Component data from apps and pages
———

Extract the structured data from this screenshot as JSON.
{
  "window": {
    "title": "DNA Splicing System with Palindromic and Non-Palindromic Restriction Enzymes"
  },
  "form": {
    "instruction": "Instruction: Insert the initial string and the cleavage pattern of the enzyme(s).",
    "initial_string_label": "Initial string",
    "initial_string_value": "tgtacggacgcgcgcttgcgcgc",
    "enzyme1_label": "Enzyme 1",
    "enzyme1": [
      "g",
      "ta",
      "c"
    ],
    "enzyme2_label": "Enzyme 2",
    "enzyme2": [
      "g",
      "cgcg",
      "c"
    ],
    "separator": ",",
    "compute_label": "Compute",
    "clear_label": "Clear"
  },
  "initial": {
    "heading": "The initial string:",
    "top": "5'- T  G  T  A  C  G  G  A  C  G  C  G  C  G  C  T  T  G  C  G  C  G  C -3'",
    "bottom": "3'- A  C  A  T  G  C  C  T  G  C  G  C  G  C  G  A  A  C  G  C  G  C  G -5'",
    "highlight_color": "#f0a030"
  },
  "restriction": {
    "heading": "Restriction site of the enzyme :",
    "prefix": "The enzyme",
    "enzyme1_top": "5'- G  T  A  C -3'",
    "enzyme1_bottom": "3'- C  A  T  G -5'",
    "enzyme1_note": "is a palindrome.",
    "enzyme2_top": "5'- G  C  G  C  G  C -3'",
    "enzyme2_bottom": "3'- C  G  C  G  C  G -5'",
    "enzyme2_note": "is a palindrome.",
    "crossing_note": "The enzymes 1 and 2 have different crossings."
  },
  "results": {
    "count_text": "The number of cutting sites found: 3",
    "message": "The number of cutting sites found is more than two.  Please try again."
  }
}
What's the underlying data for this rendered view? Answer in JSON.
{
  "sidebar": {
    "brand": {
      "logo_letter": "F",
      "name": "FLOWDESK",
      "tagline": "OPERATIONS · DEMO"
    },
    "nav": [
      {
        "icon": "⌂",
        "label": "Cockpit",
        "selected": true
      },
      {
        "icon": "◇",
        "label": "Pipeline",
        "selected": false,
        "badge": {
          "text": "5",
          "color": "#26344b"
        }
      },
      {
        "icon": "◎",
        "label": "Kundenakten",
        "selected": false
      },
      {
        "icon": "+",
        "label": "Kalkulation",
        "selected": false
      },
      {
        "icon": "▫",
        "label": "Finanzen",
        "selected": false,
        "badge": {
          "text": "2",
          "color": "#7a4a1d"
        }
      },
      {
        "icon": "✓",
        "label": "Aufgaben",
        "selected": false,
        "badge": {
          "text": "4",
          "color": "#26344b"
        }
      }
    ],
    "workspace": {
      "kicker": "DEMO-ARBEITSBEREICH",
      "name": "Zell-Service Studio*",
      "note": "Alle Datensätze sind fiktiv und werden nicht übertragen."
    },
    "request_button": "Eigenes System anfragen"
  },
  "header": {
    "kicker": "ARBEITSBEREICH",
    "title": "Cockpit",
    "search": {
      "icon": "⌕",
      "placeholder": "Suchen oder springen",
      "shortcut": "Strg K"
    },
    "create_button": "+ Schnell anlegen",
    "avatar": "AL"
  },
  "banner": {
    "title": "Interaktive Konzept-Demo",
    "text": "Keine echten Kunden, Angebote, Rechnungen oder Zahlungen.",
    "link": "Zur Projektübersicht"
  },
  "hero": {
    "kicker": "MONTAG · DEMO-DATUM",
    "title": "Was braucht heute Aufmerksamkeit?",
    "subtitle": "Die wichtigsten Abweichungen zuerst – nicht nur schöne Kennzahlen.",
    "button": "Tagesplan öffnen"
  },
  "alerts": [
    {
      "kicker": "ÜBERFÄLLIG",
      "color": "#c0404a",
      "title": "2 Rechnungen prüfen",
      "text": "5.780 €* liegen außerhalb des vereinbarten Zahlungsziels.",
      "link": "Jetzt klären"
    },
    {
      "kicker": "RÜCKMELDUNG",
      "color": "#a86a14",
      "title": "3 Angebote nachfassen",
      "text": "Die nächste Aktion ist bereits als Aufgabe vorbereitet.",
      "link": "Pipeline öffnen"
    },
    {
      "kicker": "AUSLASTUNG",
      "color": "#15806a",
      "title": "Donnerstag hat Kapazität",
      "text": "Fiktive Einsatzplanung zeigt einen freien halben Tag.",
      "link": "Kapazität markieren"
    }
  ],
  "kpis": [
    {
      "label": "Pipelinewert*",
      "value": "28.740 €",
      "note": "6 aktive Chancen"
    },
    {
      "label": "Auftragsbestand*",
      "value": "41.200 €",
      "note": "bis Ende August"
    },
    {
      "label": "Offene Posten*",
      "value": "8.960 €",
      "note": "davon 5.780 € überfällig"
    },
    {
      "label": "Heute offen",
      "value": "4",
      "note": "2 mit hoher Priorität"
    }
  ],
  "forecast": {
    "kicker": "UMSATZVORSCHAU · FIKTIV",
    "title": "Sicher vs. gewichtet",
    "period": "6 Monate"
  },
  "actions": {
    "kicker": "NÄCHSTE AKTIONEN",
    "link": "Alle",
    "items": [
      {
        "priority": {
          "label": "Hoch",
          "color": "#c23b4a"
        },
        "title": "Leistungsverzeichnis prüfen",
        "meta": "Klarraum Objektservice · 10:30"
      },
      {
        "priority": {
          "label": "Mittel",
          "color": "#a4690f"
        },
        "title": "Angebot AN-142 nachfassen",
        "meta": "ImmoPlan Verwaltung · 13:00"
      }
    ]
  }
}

———

- ASSIGNMENT
Nothing but the lines with "Rechnungen" should be returned, copied from the entries above.

- RESULT OF THIS EXERCISE
    "text": "Keine echten Kunden, Angebote, Rechnungen oder Zahlungen.",
      "title": "2 Rechnungen prüfen",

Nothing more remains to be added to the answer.